===== DATA PROVIDED =====

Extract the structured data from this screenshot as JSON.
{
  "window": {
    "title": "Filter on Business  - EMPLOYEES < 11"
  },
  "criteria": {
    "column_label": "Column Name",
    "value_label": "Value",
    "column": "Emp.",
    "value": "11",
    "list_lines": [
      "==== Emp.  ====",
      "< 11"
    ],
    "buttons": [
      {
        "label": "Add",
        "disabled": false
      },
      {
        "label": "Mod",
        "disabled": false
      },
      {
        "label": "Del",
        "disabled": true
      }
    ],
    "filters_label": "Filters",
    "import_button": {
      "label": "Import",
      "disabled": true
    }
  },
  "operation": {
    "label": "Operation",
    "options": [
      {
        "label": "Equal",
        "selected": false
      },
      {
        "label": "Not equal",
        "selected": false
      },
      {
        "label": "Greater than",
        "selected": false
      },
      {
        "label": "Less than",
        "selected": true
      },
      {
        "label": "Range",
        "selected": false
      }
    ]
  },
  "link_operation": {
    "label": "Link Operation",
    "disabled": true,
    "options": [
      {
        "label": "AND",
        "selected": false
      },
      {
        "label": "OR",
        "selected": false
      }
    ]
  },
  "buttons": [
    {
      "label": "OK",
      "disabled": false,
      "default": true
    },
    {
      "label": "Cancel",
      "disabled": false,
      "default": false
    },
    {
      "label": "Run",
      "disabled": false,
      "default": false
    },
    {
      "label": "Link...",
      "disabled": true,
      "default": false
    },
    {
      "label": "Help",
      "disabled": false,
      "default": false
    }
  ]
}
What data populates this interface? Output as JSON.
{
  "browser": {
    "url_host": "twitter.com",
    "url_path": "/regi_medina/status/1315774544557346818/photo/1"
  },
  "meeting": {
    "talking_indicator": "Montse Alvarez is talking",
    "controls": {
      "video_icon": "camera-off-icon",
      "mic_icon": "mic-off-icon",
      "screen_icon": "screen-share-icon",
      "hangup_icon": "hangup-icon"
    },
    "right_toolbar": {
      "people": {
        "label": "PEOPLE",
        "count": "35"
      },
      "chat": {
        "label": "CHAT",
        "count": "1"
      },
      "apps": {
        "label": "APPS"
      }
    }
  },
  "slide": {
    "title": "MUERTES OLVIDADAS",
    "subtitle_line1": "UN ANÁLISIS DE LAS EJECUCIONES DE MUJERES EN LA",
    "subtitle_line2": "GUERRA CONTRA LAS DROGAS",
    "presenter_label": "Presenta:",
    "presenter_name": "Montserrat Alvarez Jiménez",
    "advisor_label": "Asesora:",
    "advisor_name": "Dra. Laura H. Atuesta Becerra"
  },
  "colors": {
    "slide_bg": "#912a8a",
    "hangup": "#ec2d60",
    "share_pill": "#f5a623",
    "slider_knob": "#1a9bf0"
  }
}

=====

• _INSTRUCTIONS FOR THE TASK_: Give only the number of lines in the preceding material that contain the string "icon".

• _RIGHT ANSWER_: 4